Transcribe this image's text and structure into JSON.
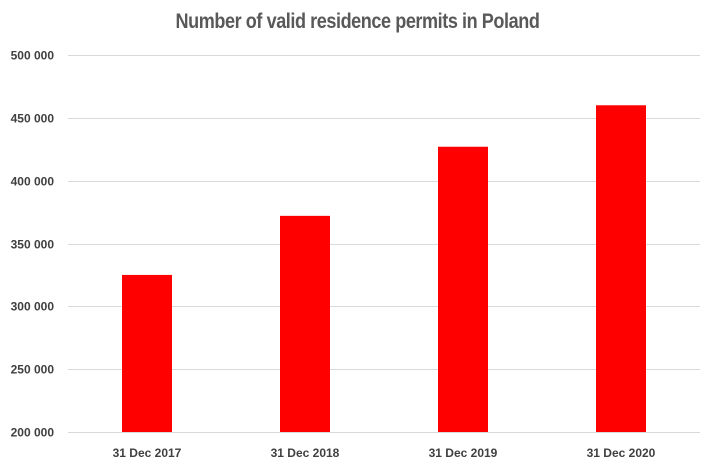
{
  "chart_data": {
    "type": "bar",
    "title": "Number of valid residence permits in Poland",
    "categories": [
      "31 Dec 2017",
      "31 Dec 2018",
      "31 Dec 2019",
      "31 Dec 2020"
    ],
    "values": [
      325000,
      372000,
      427000,
      460000
    ],
    "ylim": [
      200000,
      500000
    ],
    "yticks": [
      200000,
      250000,
      300000,
      350000,
      400000,
      450000,
      500000
    ],
    "ytick_labels": [
      "200 000",
      "250 000",
      "300 000",
      "350 000",
      "400 000",
      "450 000",
      "500 000"
    ],
    "grid": true,
    "legend": "none",
    "bar_color": "#ff0000",
    "grid_color": "#d9d9d9",
    "xlabel": "",
    "ylabel": ""
  }
}
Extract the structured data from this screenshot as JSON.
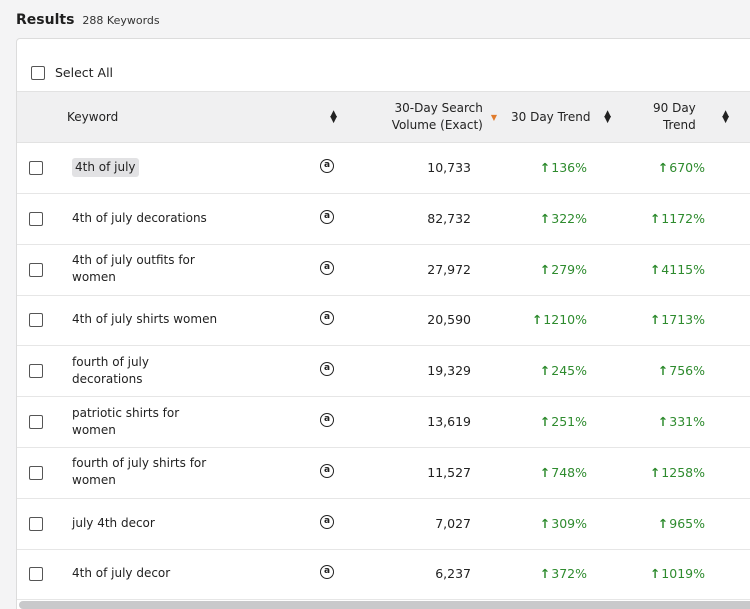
{
  "header": {
    "title": "Results",
    "count": "288 Keywords"
  },
  "select_all_label": "Select All",
  "columns": {
    "keyword": "Keyword",
    "volume_line1": "30-Day Search",
    "volume_line2": "Volume (Exact)",
    "trend30": "30 Day Trend",
    "trend90_line1": "90 Day",
    "trend90_line2": "Trend"
  },
  "rows": [
    {
      "keyword": "4th of july",
      "volume": "10,733",
      "trend30": "136%",
      "trend90": "670%"
    },
    {
      "keyword": "4th of july decorations",
      "volume": "82,732",
      "trend30": "322%",
      "trend90": "1172%"
    },
    {
      "keyword": "4th of july outfits for women",
      "volume": "27,972",
      "trend30": "279%",
      "trend90": "4115%"
    },
    {
      "keyword": "4th of july shirts women",
      "volume": "20,590",
      "trend30": "1210%",
      "trend90": "1713%"
    },
    {
      "keyword": "fourth of july decorations",
      "volume": "19,329",
      "trend30": "245%",
      "trend90": "756%"
    },
    {
      "keyword": "patriotic shirts for women",
      "volume": "13,619",
      "trend30": "251%",
      "trend90": "331%"
    },
    {
      "keyword": "fourth of july shirts for women",
      "volume": "11,527",
      "trend30": "748%",
      "trend90": "1258%"
    },
    {
      "keyword": "july 4th decor",
      "volume": "7,027",
      "trend30": "309%",
      "trend90": "965%"
    },
    {
      "keyword": "4th of july decor",
      "volume": "6,237",
      "trend30": "372%",
      "trend90": "1019%"
    }
  ],
  "colors": {
    "trend_up": "#2e8b2e",
    "active_sort": "#e07b2c"
  },
  "icons": {
    "amazon": "amazon-icon",
    "trend": "arrow-up-icon"
  }
}
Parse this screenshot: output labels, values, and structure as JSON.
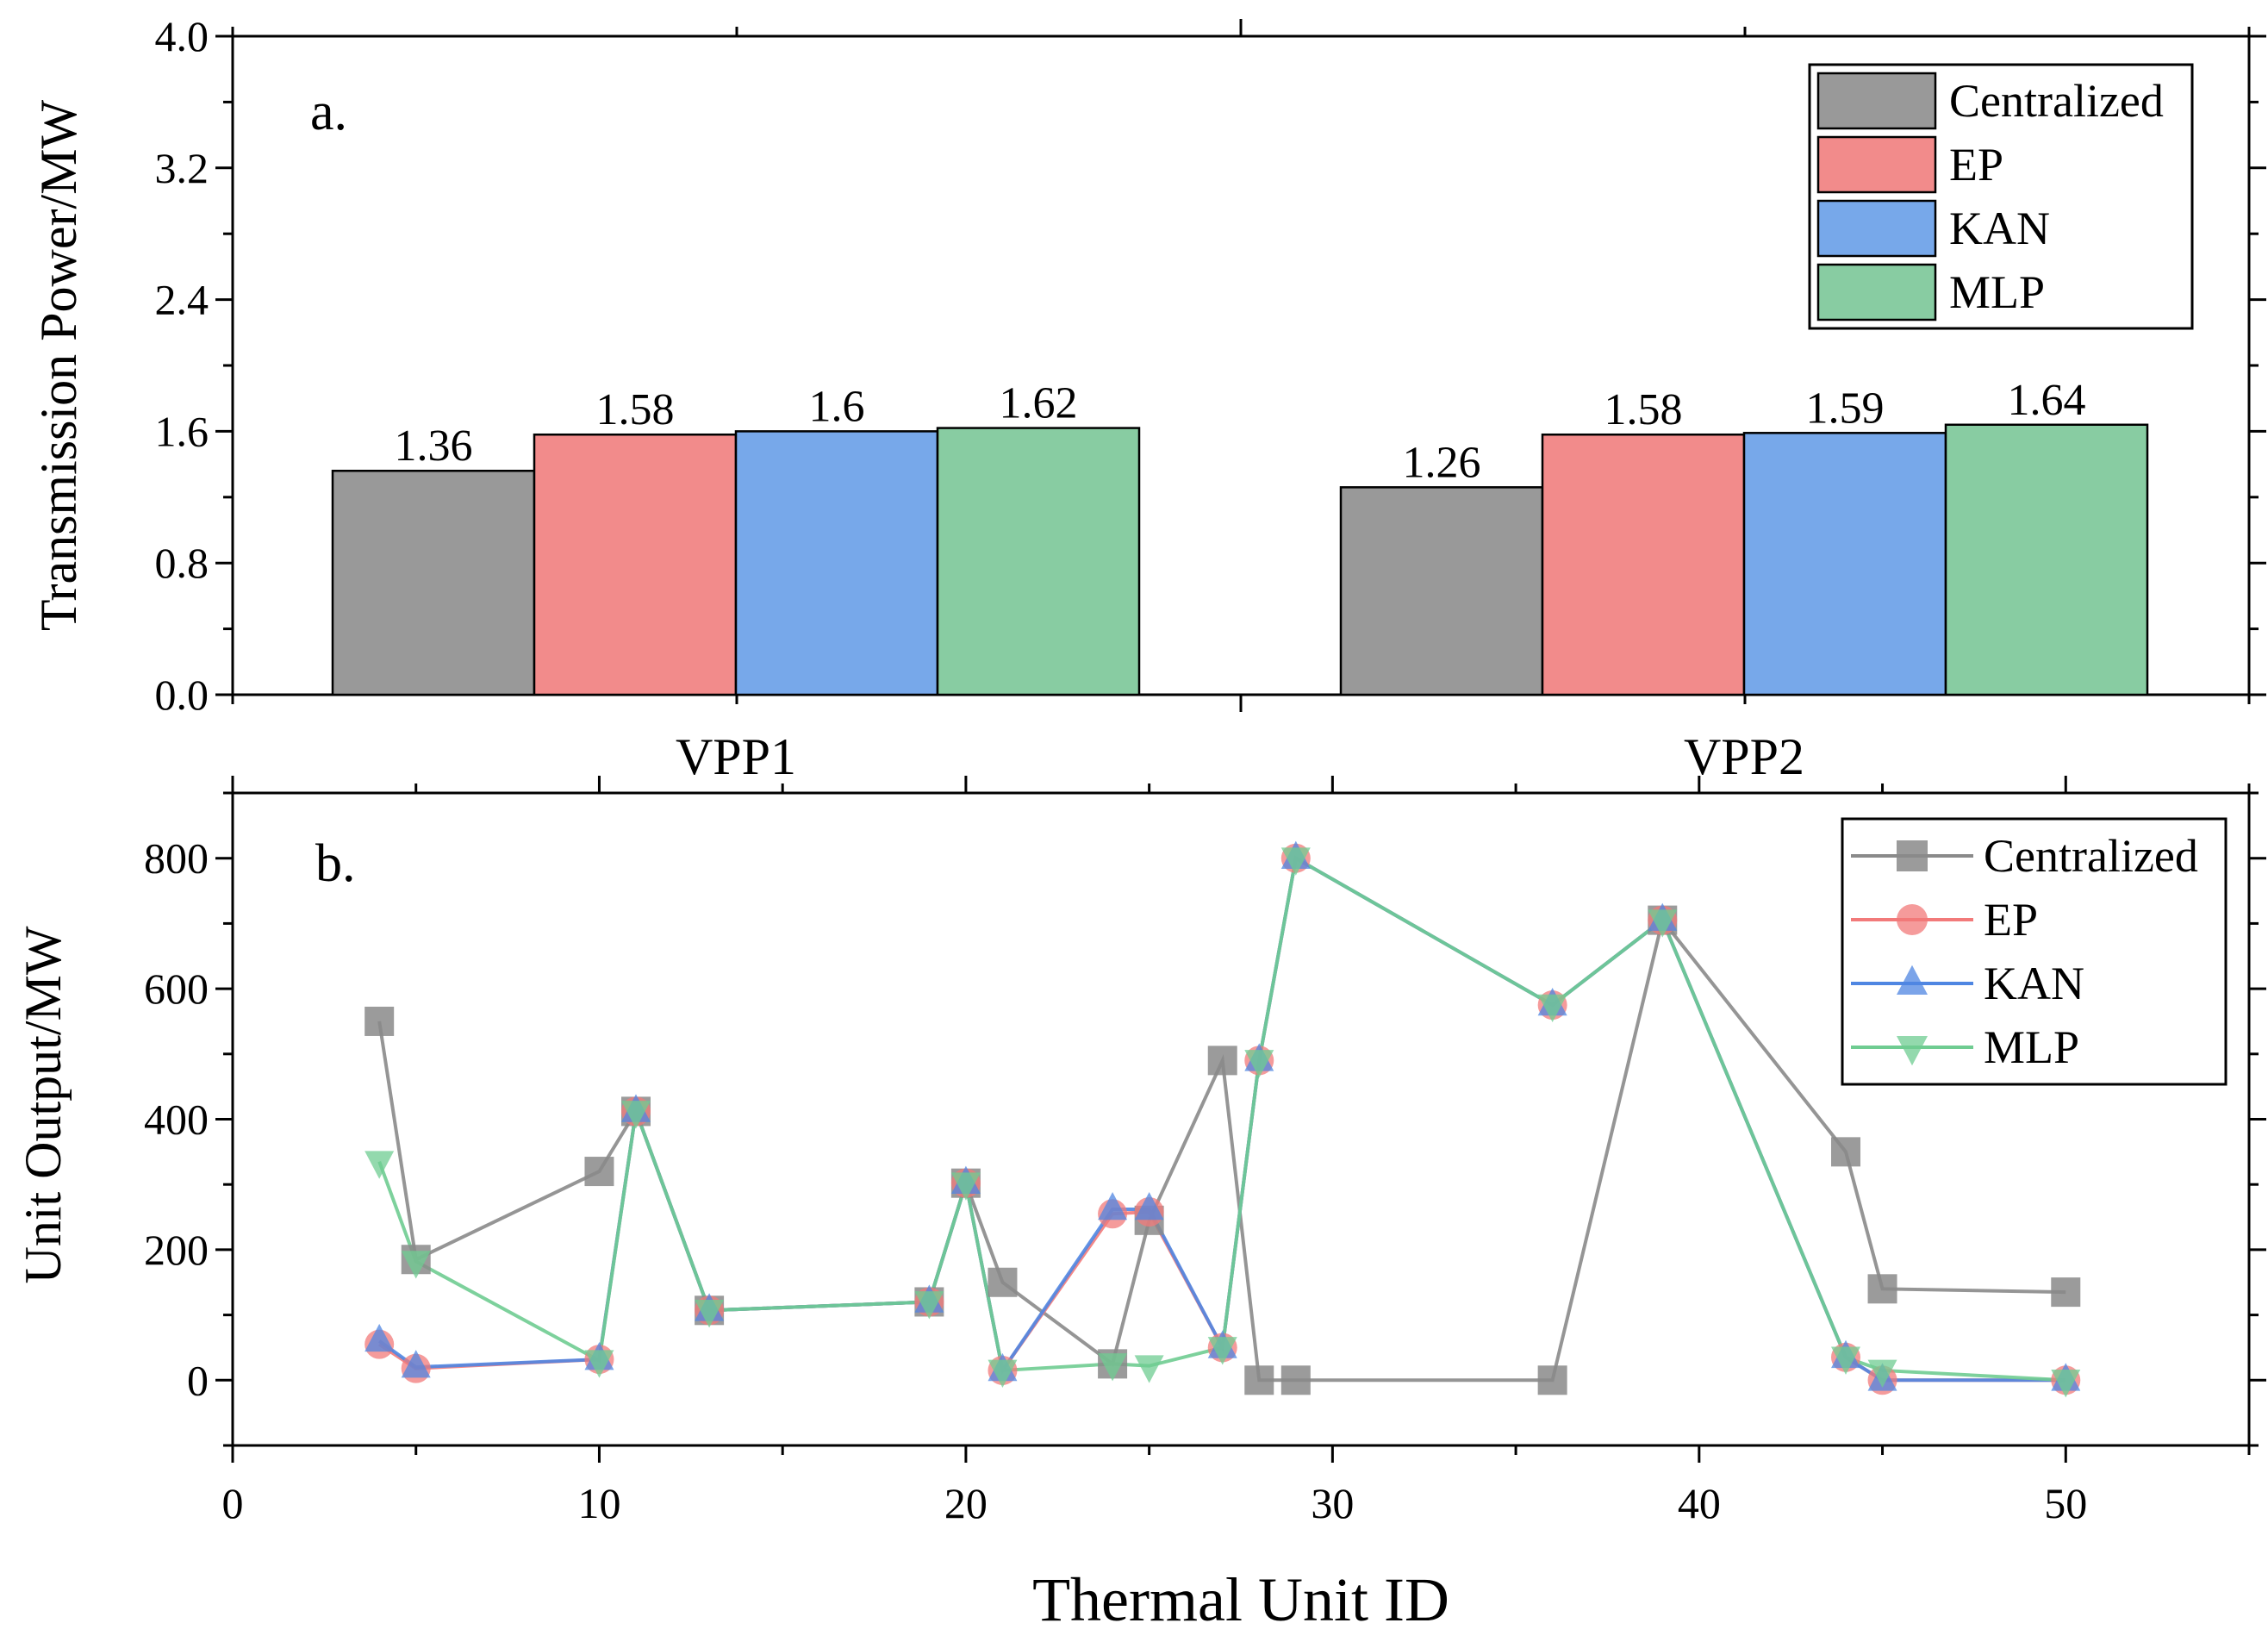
{
  "chart_data": [
    {
      "type": "bar",
      "panel_label": "a.",
      "title": "",
      "xlabel": "",
      "ylabel": "Transmission Power/MW",
      "ylim": [
        0,
        4.0
      ],
      "yticks": [
        "0.0",
        "0.8",
        "1.6",
        "2.4",
        "3.2",
        "4.0"
      ],
      "categories": [
        "VPP1",
        "VPP2"
      ],
      "series": [
        {
          "name": "Centralized",
          "color": "#999999",
          "values": [
            1.36,
            1.26
          ],
          "labels": [
            "1.36",
            "1.26"
          ]
        },
        {
          "name": "EP",
          "color": "#f28b8b",
          "values": [
            1.58,
            1.58
          ],
          "labels": [
            "1.58",
            "1.58"
          ]
        },
        {
          "name": "KAN",
          "color": "#77a8ea",
          "values": [
            1.6,
            1.59
          ],
          "labels": [
            "1.6",
            "1.59"
          ]
        },
        {
          "name": "MLP",
          "color": "#88cca2",
          "values": [
            1.62,
            1.64
          ],
          "labels": [
            "1.62",
            "1.64"
          ]
        }
      ],
      "legend_position": "top-right"
    },
    {
      "type": "line",
      "panel_label": "b.",
      "title": "",
      "xlabel": "Thermal Unit ID",
      "ylabel": "Unit Output/MW",
      "xlim": [
        0,
        55
      ],
      "ylim": [
        -100,
        900
      ],
      "xticks": [
        "0",
        "10",
        "20",
        "30",
        "40",
        "50"
      ],
      "yticks": [
        "0",
        "200",
        "400",
        "600",
        "800"
      ],
      "series": [
        {
          "name": "Centralized",
          "color": "#8a8a8a",
          "marker": "square",
          "points": [
            [
              4,
              550
            ],
            [
              5,
              185
            ],
            [
              10,
              320
            ],
            [
              11,
              412
            ],
            [
              13,
              107
            ],
            [
              19,
              120
            ],
            [
              20,
              302
            ],
            [
              21,
              150
            ],
            [
              24,
              25
            ],
            [
              25,
              245
            ],
            [
              27,
              490
            ],
            [
              28,
              0
            ],
            [
              29,
              0
            ],
            [
              36,
              0
            ],
            [
              39,
              705
            ],
            [
              44,
              350
            ],
            [
              45,
              140
            ],
            [
              50,
              135
            ]
          ]
        },
        {
          "name": "EP",
          "color": "#f27a7a",
          "marker": "circle",
          "points": [
            [
              4,
              55
            ],
            [
              5,
              18
            ],
            [
              10,
              32
            ],
            [
              11,
              412
            ],
            [
              13,
              107
            ],
            [
              19,
              120
            ],
            [
              20,
              302
            ],
            [
              21,
              15
            ],
            [
              24,
              255
            ],
            [
              25,
              258
            ],
            [
              27,
              50
            ],
            [
              28,
              490
            ],
            [
              29,
              800
            ],
            [
              36,
              575
            ],
            [
              39,
              705
            ],
            [
              44,
              35
            ],
            [
              45,
              0
            ],
            [
              50,
              0
            ]
          ]
        },
        {
          "name": "KAN",
          "color": "#4f86e2",
          "marker": "triangle-up",
          "points": [
            [
              4,
              60
            ],
            [
              5,
              20
            ],
            [
              10,
              32
            ],
            [
              11,
              412
            ],
            [
              13,
              107
            ],
            [
              19,
              120
            ],
            [
              20,
              302
            ],
            [
              21,
              15
            ],
            [
              24,
              262
            ],
            [
              25,
              262
            ],
            [
              27,
              50
            ],
            [
              28,
              490
            ],
            [
              29,
              800
            ],
            [
              36,
              575
            ],
            [
              39,
              705
            ],
            [
              44,
              35
            ],
            [
              45,
              0
            ],
            [
              50,
              0
            ]
          ]
        },
        {
          "name": "MLP",
          "color": "#6fcc91",
          "marker": "triangle-down",
          "points": [
            [
              4,
              335
            ],
            [
              5,
              182
            ],
            [
              10,
              30
            ],
            [
              11,
              412
            ],
            [
              13,
              107
            ],
            [
              19,
              120
            ],
            [
              20,
              302
            ],
            [
              21,
              15
            ],
            [
              24,
              25
            ],
            [
              25,
              22
            ],
            [
              27,
              50
            ],
            [
              28,
              490
            ],
            [
              29,
              800
            ],
            [
              36,
              575
            ],
            [
              39,
              705
            ],
            [
              44,
              35
            ],
            [
              45,
              15
            ],
            [
              50,
              0
            ]
          ]
        }
      ],
      "legend_position": "top-right"
    }
  ]
}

- Objective -
Find every line in the records that has the string "JSON", then state how many there are and nothing else.

- Result of the task -
3